GIVEN TASK: Every line with the word "不耻下问" in it should be extracted from the data that follows.

MATERIALS PROVIDED:
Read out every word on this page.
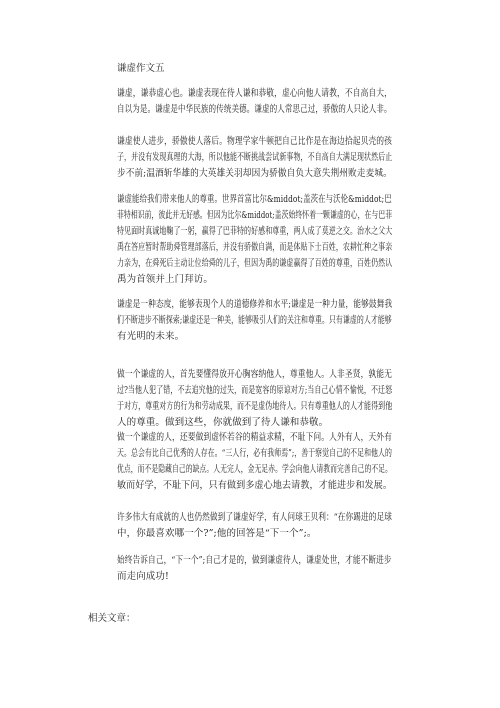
谦虚作文五
谦虚，谦恭虚心也。谦虚表现在待人谦和恭敬，虚心向他人请教，不自高自大，
自以为是。谦虚是中华民族的传统美德。谦虚的人常思己过，骄傲的人只论人非。
谦虚使人进步，骄傲使人落后。物理学家牛顿把自己比作是在海边拾起贝壳的孩
子，并没有发现真理的大海，所以他能不断挑战尝试新事物，不自高自大满足现状然后止
步不前;温酒斩华雄的大英雄关羽却因为骄傲自负大意失荆州败走麦城。
谦虚能给我们带来他人的尊重。世界首富比尔&middot;盖茨在与沃伦&middot;巴
菲特相识前，彼此并无好感。但因为比尔&middot;盖茨始终怀着一颗谦虚的心，在与巴菲
特见面时真诚地鞠了一躬，赢得了巴菲特的好感和尊重，两人成了莫逆之交。治水之父大
禹在答应暂时帮助舜管理部落后，并没有骄傲自满，而是体贴下士百姓，农耕忙种之事亲
力亲为，在舜死后主动让位给舜的儿子，但因为禹的谦虚赢得了百姓的尊重，百姓仍然认
禹为首领并上门拜访。
谦虚是一种态度，能够表现个人的道德修养和水平;谦虚是一种力量，能够鼓舞我
们不断进步不断探索;谦虚还是一种美，能够吸引人们的关注和尊重。只有谦虚的人才能够
有光明的未来。
做一个谦虚的人，首先要懂得放开心胸容纳他人，尊重他人。人非圣贤，孰能无
过?当他人犯了错，不去追究他的过失，而是宽容的原谅对方;当自己心情不愉悦，不迁怒
于对方，尊重对方的行为和劳动成果，而不是虚伪地待人。只有尊重他人的人才能得到他
人的尊重。做到这些，你就做到了待人谦和恭敬。
做一个谦虚的人，还要做到虚怀若谷的精益求精，不耻下问。人外有人，天外有
天。总会有比自己优秀的人存在。“三人行，必有我师焉”;，善于察觉自己的不足和他人的
优点，而不是隐藏自己的缺点。人无完人，金无足赤。学会向他人请教而完善自己的不足。
敏而好学，不耻下问，只有做到多虚心地去请教，才能进步和发展。
许多伟大有成就的人也仍然做到了谦虚好学，有人问球王贝利：“在你踢进的足球
中，你最喜欢哪一个?”;他的回答是“下一个”;。
始终告诉自己，“下一个”;自己才是的，做到谦虚待人，谦虚处世，才能不断进步
而走向成功!
相关文章：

SOLUTION TO THIS PROBLEM:
做一个谦虚的人，还要做到虚怀若谷的精益求精，不耻下问。人外有人，天外有
敏而好学，不耻下问，只有做到多虚心地去请教，才能进步和发展。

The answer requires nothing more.